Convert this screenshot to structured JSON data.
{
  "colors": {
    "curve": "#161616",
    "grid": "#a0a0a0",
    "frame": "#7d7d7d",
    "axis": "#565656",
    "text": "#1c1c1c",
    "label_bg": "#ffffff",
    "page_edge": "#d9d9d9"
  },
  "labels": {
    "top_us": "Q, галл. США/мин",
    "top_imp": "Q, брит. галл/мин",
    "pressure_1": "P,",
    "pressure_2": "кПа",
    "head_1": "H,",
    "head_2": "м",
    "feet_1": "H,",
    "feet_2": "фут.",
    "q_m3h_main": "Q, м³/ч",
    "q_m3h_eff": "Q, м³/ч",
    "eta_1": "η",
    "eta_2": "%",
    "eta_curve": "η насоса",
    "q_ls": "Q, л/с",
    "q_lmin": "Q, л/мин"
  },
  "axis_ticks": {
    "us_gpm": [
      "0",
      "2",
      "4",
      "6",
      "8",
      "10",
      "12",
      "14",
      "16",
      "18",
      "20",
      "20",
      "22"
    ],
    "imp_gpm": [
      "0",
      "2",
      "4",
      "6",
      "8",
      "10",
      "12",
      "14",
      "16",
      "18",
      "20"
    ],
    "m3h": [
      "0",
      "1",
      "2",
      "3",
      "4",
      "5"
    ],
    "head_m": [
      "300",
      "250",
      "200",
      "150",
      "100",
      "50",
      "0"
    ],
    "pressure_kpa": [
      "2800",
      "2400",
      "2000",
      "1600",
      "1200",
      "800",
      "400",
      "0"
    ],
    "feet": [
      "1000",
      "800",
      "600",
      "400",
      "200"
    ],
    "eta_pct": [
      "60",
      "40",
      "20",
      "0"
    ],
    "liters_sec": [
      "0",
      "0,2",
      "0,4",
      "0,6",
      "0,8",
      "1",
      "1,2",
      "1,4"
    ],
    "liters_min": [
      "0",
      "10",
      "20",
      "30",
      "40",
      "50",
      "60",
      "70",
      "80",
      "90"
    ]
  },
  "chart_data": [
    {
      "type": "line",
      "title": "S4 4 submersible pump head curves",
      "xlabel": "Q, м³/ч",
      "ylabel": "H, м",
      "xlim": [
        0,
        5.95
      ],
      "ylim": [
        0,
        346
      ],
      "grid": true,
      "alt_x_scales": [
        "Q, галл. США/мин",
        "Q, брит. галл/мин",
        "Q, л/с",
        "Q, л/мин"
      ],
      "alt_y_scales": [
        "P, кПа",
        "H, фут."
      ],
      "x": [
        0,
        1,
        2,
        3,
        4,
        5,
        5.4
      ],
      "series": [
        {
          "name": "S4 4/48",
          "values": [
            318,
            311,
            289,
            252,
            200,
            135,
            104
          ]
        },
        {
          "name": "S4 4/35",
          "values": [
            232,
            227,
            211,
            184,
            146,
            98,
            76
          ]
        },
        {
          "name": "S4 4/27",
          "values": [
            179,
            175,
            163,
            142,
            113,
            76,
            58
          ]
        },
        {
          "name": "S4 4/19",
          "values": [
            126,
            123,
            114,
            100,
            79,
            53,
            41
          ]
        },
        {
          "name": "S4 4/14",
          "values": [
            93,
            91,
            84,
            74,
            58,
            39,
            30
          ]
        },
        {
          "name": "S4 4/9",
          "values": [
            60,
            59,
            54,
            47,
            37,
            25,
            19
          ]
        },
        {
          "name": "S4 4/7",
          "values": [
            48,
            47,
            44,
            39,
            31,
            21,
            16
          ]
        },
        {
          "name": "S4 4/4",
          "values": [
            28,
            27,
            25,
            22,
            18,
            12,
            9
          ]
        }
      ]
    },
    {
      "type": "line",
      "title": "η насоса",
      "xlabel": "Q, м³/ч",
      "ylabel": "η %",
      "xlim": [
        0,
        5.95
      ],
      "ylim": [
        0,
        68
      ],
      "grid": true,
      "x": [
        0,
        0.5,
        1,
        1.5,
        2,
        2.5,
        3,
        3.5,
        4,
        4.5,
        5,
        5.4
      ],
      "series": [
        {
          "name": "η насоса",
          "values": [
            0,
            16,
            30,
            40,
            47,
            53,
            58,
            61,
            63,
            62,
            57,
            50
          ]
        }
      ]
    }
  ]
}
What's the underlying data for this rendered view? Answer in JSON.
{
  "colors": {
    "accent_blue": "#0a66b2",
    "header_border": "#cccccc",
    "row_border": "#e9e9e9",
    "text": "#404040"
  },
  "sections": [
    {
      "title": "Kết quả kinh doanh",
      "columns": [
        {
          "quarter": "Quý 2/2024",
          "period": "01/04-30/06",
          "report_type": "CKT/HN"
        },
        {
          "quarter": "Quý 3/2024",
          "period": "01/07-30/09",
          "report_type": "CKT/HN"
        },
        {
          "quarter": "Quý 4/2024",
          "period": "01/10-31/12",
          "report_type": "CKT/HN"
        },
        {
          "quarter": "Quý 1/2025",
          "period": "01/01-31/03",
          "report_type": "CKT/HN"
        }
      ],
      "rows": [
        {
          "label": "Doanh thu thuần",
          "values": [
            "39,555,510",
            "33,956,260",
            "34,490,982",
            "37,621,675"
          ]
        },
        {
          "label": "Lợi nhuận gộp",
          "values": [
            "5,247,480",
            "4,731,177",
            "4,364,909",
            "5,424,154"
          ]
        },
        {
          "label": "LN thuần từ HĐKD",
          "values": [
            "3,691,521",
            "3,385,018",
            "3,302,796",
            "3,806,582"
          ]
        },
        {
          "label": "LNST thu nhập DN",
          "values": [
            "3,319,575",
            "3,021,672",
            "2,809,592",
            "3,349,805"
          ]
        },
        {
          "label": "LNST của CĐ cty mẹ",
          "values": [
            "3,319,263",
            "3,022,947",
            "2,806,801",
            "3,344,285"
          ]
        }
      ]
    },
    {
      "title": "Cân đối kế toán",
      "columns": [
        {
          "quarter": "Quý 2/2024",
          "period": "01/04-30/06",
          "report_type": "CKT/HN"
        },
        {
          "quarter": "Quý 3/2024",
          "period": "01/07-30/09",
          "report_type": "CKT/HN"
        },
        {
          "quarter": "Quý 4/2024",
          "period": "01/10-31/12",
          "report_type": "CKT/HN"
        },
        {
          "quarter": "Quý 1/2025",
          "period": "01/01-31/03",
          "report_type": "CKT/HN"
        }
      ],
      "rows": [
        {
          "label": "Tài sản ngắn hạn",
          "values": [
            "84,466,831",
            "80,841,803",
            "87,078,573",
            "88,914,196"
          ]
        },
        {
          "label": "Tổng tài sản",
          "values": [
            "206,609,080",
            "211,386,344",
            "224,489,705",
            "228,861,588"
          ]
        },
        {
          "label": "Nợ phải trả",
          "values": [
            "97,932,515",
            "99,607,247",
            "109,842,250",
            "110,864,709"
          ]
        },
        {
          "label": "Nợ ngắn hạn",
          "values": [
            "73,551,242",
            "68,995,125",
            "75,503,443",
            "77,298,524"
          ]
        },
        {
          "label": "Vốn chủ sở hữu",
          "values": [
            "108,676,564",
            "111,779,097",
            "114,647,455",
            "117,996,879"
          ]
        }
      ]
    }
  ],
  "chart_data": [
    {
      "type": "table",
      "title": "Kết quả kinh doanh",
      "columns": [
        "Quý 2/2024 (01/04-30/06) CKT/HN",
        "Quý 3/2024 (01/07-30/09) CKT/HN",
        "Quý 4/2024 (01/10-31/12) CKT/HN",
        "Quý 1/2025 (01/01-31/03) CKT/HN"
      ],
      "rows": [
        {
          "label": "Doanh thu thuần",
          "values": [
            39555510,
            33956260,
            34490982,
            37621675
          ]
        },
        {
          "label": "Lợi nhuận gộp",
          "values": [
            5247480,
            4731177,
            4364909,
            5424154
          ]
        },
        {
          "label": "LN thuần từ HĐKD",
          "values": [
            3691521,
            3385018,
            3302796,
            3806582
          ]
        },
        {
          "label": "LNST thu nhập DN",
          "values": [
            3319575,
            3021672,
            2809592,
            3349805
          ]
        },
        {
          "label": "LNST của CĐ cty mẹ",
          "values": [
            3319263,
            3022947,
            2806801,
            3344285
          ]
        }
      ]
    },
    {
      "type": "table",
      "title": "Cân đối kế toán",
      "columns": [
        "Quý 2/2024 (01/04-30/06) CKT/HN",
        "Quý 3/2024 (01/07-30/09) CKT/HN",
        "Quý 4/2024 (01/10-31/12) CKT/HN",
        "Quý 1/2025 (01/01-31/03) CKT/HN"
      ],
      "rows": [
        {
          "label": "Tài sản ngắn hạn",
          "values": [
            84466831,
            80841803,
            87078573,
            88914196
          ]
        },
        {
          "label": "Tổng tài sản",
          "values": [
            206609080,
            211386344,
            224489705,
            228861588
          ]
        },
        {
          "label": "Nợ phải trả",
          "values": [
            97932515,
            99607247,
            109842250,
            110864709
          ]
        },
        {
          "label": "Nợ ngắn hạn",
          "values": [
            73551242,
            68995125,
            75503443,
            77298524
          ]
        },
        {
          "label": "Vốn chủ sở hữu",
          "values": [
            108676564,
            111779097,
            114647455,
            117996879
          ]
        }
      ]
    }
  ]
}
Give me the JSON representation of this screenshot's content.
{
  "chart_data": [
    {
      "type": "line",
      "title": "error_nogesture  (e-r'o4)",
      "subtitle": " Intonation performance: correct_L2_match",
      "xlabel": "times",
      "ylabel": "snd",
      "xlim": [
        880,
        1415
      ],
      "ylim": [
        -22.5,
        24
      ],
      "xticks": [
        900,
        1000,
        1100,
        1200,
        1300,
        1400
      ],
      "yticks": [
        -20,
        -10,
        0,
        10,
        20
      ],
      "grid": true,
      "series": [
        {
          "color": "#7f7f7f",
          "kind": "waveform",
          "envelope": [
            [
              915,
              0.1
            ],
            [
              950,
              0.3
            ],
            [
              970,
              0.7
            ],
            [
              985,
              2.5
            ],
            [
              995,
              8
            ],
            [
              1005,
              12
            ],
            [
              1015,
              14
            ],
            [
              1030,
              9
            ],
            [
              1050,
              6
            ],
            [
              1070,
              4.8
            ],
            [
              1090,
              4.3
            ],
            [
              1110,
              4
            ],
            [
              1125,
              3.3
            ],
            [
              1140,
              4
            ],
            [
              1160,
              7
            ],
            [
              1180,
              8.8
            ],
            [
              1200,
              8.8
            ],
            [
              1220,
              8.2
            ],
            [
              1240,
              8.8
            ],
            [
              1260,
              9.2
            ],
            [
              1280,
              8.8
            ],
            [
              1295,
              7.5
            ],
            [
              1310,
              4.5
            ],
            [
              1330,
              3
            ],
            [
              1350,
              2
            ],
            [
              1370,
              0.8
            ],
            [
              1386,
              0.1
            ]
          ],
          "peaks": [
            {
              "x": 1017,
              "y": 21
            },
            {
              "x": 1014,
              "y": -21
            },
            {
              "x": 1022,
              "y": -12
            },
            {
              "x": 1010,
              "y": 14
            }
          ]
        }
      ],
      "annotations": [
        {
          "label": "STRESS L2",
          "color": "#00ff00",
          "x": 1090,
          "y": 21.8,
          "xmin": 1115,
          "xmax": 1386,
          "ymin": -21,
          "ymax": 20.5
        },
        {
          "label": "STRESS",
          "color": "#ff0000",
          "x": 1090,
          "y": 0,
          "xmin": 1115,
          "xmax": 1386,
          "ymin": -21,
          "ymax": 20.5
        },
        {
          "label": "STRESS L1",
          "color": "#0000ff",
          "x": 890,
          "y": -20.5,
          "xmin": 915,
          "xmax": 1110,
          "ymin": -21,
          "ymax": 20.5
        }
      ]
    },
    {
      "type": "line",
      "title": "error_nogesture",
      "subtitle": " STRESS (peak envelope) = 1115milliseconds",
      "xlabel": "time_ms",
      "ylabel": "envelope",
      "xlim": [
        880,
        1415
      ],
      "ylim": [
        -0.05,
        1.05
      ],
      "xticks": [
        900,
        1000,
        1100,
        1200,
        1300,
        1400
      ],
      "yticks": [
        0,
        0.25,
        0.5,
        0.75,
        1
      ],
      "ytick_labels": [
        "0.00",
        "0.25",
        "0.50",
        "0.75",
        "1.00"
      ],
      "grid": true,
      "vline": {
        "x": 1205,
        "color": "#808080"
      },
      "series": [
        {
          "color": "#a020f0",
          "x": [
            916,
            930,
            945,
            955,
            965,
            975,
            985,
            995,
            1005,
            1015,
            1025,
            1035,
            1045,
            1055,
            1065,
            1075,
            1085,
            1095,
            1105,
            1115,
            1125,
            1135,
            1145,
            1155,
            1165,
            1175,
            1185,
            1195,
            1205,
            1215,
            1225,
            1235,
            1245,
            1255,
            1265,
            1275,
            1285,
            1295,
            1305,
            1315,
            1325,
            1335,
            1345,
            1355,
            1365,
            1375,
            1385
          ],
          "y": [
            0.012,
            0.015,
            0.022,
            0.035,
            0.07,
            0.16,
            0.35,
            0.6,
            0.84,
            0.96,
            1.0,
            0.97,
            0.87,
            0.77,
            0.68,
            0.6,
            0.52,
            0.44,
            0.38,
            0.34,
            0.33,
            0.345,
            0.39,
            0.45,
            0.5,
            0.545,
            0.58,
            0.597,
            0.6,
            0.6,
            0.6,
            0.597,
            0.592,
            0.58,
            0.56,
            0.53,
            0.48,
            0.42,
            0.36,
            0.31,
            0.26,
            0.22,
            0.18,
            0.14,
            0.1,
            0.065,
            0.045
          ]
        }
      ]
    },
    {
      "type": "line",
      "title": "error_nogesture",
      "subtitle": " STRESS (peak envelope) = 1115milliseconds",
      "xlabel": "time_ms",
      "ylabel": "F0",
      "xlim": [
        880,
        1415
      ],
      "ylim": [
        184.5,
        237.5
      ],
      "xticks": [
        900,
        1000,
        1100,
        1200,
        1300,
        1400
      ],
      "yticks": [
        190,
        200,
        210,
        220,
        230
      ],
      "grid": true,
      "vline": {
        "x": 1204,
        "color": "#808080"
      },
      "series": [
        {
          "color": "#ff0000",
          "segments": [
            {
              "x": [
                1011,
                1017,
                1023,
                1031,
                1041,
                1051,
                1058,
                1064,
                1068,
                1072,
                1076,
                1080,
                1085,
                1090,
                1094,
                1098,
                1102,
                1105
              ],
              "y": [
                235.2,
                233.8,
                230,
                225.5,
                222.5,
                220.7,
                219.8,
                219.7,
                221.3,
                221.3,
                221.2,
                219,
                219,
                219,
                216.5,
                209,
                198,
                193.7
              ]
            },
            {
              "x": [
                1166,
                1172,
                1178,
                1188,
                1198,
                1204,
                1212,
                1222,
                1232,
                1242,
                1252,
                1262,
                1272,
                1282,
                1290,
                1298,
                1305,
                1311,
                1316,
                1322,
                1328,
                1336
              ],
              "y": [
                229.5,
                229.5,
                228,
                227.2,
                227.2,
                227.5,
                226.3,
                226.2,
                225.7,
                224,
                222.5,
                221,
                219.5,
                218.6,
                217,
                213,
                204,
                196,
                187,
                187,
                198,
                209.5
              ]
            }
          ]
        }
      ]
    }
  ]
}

☆ ☆ ☆ ☆ ☆ ☆ ☆

* Short exercise:
Give the count of lines in the listing that hold the word "насоса", with no other text.

* Output of the task:
3